• **What you should do**
Extract all records. Keep each one exact.

═══ The records ═══

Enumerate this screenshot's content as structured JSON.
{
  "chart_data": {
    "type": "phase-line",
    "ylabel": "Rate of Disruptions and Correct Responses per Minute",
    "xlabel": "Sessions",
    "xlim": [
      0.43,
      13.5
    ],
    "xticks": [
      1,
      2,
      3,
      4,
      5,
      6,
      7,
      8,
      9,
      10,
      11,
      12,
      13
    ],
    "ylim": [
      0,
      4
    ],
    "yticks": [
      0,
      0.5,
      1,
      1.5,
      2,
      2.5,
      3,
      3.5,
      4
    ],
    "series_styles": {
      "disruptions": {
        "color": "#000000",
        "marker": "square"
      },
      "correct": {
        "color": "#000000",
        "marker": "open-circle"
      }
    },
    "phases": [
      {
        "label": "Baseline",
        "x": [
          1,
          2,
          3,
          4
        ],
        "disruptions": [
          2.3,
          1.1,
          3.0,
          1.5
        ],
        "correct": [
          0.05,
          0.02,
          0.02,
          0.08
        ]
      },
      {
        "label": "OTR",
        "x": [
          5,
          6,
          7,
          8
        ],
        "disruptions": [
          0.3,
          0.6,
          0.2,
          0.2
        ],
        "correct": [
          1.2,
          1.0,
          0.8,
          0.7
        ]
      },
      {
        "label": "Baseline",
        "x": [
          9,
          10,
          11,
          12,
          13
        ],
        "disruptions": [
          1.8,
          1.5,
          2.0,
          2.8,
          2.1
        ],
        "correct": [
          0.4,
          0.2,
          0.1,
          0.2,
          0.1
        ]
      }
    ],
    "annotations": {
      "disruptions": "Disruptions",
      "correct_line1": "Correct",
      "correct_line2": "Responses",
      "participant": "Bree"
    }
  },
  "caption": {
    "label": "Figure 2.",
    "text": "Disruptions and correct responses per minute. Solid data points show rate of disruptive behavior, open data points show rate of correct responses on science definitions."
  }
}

═══

• **The answer**
Enumerate this screenshot's content as structured JSON.
{
  "chart_data": {
    "type": "phase-line",
    "ylabel": "Rate of Disruptions and Correct Responses per Minute",
    "xlabel": "Sessions",
    "xlim": [
      0.43,
      13.5
    ],
    "xticks": [
      1,
      2,
      3,
      4,
      5,
      6,
      7,
      8,
      9,
      10,
      11,
      12,
      13
    ],
    "ylim": [
      0,
      4
    ],
    "yticks": [
      0,
      0.5,
      1,
      1.5,
      2,
      2.5,
      3,
      3.5,
      4
    ],
    "series_styles": {
      "disruptions": {
        "color": "#000000",
        "marker": "square"
      },
      "correct": {
        "color": "#000000",
        "marker": "open-circle"
      }
    },
    "phases": [
      {
        "label": "Baseline",
        "x": [
          1,
          2,
          3,
          4
        ],
        "disruptions": [
          2.3,
          1.1,
          3.0,
          1.5
        ],
        "correct": [
          0.05,
          0.02,
          0.02,
          0.08
        ]
      },
      {
        "label": "OTR",
        "x": [
          5,
          6,
          7,
          8
        ],
        "disruptions": [
          0.3,
          0.6,
          0.2,
          0.2
        ],
        "correct": [
          1.2,
          1.0,
          0.8,
          0.7
        ]
      },
      {
        "label": "Baseline",
        "x": [
          9,
          10,
          11,
          12,
          13
        ],
        "disruptions": [
          1.8,
          1.5,
          2.0,
          2.8,
          2.1
        ],
        "correct": [
          0.4,
          0.2,
          0.1,
          0.2,
          0.1
        ]
      }
    ],
    "annotations": {
      "disruptions": "Disruptions",
      "correct_line1": "Correct",
      "correct_line2": "Responses",
      "participant": "Bree"
    }
  },
  "caption": {
    "label": "Figure 2.",
    "text": "Disruptions and correct responses per minute. Solid data points show rate of disruptive behavior, open data points show rate of correct responses on science definitions."
  }
}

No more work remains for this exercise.